[start of Material provided]
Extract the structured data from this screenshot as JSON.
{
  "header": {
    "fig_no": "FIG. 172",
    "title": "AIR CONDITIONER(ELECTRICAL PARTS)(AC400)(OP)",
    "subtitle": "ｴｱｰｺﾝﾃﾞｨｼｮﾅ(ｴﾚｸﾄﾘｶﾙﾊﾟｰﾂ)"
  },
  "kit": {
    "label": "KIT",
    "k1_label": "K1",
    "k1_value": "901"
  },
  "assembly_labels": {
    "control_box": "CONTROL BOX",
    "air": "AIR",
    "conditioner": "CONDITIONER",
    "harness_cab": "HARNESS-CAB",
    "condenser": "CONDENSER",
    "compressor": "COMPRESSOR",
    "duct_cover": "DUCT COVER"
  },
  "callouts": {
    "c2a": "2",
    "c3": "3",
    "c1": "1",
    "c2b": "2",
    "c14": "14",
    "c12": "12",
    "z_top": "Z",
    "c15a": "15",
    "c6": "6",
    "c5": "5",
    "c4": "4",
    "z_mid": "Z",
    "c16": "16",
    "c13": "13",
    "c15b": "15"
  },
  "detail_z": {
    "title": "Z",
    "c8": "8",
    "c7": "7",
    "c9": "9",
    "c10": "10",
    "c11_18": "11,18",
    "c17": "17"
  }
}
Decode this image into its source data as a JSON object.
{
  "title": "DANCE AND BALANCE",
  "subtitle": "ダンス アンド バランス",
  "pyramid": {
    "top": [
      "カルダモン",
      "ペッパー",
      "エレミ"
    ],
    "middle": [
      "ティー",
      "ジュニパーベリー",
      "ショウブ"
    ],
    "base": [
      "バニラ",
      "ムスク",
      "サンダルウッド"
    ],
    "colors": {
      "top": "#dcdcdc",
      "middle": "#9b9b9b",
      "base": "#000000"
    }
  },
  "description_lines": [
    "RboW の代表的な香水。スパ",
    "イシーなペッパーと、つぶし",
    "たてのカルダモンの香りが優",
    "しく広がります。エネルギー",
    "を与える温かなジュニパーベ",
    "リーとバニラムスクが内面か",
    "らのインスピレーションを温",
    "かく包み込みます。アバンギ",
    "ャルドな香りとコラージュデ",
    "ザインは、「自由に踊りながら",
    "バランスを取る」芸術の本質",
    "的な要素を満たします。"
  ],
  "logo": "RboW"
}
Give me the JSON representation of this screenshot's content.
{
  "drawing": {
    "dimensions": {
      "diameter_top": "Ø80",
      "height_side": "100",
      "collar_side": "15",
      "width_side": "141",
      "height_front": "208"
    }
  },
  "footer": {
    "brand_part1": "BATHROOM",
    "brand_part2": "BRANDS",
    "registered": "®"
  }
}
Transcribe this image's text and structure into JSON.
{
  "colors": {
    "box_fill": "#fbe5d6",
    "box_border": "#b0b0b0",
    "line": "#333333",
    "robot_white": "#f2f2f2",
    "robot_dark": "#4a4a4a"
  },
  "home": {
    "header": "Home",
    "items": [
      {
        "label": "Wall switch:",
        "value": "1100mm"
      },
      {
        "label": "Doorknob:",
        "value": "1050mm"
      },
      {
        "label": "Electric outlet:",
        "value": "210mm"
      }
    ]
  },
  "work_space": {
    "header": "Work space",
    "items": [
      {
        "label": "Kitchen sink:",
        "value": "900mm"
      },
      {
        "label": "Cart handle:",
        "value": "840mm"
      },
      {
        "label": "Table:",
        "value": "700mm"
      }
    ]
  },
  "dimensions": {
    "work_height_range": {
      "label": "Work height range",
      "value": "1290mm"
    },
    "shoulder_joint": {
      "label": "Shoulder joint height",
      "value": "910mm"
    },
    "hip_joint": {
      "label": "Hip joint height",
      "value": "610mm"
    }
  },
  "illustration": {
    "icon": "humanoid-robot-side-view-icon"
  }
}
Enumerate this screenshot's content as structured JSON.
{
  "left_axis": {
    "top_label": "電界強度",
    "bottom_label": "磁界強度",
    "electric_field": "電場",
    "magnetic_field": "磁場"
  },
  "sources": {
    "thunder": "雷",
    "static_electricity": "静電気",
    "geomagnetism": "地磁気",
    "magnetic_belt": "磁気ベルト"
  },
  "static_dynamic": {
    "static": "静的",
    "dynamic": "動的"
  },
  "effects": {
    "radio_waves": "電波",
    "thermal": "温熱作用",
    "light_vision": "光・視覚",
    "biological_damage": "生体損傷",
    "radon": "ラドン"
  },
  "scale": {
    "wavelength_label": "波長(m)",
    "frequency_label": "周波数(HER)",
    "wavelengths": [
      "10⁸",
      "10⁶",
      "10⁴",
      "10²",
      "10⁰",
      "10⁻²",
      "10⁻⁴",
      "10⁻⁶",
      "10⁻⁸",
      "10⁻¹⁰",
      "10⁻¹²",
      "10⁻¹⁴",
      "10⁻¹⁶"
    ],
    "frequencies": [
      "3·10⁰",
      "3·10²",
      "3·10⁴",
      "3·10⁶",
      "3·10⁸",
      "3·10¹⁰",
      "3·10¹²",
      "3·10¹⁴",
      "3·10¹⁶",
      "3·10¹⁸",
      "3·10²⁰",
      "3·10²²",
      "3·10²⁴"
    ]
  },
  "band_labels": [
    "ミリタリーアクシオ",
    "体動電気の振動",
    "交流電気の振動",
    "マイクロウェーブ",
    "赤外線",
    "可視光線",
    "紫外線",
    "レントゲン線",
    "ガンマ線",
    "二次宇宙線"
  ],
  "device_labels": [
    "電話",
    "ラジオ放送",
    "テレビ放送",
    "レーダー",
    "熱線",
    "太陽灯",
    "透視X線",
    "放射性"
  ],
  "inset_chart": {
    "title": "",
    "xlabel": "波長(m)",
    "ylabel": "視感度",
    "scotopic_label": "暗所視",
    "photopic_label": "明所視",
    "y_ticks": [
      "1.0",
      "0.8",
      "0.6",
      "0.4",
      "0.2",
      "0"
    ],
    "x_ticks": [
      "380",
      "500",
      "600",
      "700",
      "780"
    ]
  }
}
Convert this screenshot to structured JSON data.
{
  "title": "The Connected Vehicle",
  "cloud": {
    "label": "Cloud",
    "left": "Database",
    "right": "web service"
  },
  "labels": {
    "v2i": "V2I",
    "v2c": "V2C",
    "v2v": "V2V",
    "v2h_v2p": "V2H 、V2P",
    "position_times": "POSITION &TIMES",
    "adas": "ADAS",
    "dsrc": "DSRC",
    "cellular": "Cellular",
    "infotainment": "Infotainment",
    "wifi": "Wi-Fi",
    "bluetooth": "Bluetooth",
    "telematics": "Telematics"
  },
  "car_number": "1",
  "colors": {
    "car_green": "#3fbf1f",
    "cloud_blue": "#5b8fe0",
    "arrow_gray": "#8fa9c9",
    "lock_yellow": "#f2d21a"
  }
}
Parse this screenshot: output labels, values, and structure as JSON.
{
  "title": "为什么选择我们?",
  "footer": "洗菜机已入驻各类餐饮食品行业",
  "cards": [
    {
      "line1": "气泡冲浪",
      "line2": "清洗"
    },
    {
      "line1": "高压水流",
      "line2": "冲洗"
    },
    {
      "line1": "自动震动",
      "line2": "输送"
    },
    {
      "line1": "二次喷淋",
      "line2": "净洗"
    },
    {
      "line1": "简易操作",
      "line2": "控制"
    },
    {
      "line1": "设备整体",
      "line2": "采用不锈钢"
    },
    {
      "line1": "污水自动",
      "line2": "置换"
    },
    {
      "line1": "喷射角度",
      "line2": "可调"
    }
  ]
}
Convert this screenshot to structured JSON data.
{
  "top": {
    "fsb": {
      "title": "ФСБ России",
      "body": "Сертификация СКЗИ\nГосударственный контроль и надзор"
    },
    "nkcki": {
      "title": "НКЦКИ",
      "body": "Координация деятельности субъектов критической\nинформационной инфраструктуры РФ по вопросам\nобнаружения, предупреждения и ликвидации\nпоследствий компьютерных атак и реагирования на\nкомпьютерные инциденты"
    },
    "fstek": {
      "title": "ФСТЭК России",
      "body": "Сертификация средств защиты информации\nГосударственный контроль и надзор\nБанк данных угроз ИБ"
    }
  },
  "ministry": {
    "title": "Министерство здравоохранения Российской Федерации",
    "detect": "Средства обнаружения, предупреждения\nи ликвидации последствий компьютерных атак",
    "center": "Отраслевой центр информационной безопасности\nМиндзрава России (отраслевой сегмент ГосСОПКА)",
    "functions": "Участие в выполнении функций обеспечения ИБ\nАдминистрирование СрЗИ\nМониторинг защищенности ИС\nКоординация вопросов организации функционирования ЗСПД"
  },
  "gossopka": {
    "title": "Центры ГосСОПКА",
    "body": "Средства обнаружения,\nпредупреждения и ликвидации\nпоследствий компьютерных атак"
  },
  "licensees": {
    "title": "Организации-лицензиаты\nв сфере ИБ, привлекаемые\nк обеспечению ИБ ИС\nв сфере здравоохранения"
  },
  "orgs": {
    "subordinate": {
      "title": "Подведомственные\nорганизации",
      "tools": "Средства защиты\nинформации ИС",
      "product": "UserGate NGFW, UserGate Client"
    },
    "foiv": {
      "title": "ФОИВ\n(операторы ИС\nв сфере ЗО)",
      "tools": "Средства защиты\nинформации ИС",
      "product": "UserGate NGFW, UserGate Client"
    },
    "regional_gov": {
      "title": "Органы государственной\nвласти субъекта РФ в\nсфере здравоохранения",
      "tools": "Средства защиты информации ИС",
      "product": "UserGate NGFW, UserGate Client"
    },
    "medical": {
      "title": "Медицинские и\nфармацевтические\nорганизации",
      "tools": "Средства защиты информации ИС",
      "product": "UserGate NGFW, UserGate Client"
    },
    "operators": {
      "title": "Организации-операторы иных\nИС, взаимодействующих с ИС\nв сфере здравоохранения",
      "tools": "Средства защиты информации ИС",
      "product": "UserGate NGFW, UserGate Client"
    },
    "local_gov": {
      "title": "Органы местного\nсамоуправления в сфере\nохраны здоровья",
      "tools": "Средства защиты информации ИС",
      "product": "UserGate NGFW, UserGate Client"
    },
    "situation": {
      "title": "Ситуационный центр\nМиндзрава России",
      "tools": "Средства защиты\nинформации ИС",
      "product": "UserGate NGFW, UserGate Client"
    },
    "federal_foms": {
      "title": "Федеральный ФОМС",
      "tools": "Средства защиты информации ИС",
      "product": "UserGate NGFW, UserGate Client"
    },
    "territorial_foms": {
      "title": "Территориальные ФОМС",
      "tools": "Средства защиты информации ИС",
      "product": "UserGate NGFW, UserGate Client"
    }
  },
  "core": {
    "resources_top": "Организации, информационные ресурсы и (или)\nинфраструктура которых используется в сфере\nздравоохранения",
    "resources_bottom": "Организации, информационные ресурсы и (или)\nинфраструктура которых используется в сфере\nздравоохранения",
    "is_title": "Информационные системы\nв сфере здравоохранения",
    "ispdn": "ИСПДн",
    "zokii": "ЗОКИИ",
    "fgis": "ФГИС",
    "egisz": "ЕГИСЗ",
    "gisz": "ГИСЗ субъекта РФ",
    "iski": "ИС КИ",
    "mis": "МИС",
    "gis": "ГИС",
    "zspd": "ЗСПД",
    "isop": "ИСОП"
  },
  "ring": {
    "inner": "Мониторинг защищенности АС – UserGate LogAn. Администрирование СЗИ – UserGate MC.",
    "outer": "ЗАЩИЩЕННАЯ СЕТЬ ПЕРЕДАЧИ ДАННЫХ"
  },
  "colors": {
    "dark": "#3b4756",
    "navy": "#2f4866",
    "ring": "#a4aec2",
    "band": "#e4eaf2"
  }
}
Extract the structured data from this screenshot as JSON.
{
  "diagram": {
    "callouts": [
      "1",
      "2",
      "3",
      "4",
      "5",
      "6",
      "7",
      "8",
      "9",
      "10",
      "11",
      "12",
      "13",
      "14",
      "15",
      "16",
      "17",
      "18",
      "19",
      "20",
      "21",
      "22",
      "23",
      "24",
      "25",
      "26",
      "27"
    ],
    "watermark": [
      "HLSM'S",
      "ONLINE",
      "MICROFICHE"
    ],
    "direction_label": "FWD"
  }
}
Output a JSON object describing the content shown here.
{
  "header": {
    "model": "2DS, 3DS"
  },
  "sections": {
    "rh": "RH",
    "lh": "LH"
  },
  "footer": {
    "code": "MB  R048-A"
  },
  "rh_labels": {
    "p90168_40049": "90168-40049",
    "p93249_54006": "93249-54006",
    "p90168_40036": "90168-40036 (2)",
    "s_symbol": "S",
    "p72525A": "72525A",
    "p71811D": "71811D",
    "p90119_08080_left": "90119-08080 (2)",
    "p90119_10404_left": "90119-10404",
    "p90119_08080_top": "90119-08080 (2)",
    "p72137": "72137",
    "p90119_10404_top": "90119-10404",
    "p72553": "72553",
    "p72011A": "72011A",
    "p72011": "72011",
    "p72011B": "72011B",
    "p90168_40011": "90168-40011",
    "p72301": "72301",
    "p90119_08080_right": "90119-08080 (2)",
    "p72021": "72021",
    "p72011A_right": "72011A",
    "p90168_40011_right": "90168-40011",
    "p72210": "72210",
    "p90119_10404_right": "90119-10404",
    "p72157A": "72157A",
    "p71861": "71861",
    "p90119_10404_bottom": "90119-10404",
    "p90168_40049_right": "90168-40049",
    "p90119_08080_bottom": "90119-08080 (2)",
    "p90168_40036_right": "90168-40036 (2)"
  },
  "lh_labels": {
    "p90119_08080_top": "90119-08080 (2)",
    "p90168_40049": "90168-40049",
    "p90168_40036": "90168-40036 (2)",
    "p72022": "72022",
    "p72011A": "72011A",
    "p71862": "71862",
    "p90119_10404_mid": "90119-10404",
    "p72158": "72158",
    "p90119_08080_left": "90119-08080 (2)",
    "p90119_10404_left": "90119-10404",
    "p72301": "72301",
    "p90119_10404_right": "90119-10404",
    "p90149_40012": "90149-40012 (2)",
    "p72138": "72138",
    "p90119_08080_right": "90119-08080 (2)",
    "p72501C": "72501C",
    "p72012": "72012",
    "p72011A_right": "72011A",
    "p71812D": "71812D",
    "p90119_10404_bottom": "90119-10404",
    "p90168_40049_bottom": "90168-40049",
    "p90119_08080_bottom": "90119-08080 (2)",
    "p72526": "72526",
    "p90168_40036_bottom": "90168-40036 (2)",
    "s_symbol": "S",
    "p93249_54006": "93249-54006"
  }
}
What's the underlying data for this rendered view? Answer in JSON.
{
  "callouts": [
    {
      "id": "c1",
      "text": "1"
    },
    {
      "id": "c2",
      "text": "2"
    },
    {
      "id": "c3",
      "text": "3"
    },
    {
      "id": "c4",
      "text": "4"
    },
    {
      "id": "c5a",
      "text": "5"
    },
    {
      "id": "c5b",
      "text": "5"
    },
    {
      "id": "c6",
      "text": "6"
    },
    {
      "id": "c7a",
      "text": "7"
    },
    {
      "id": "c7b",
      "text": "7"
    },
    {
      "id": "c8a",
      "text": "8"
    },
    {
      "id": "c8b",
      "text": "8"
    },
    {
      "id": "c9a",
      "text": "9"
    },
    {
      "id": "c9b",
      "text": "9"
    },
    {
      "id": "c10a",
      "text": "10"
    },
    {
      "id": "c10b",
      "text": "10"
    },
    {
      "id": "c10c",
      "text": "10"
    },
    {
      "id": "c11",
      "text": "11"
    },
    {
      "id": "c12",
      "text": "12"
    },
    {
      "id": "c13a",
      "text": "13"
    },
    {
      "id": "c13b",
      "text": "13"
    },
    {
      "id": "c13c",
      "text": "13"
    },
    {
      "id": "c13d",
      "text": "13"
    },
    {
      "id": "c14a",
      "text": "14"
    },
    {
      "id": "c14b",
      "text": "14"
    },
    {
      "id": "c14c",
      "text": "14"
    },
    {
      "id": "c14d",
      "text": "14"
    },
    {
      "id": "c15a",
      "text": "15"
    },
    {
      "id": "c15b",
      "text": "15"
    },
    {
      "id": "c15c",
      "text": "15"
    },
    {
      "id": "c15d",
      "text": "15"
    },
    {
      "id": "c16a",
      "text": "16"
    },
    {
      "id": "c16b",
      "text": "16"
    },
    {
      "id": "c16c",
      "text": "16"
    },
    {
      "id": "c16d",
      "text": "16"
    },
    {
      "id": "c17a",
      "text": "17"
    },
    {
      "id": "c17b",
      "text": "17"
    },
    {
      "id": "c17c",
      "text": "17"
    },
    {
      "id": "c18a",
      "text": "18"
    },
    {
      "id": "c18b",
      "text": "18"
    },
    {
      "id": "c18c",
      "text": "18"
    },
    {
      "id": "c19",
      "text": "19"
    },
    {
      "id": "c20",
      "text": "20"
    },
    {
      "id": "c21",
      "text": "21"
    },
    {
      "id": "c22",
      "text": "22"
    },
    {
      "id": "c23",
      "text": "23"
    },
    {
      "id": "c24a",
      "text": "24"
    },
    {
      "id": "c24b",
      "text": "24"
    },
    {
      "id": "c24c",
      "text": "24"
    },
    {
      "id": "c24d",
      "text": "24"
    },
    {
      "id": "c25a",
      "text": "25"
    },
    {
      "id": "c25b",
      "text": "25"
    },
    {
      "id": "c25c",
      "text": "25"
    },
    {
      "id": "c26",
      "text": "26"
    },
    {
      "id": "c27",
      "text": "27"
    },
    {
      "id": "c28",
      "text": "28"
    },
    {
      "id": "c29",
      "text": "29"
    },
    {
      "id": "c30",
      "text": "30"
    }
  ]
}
[end of Material provided]
Task brief:
Report how many lines of the records above contain the word "view", and give only that number.

The output:
2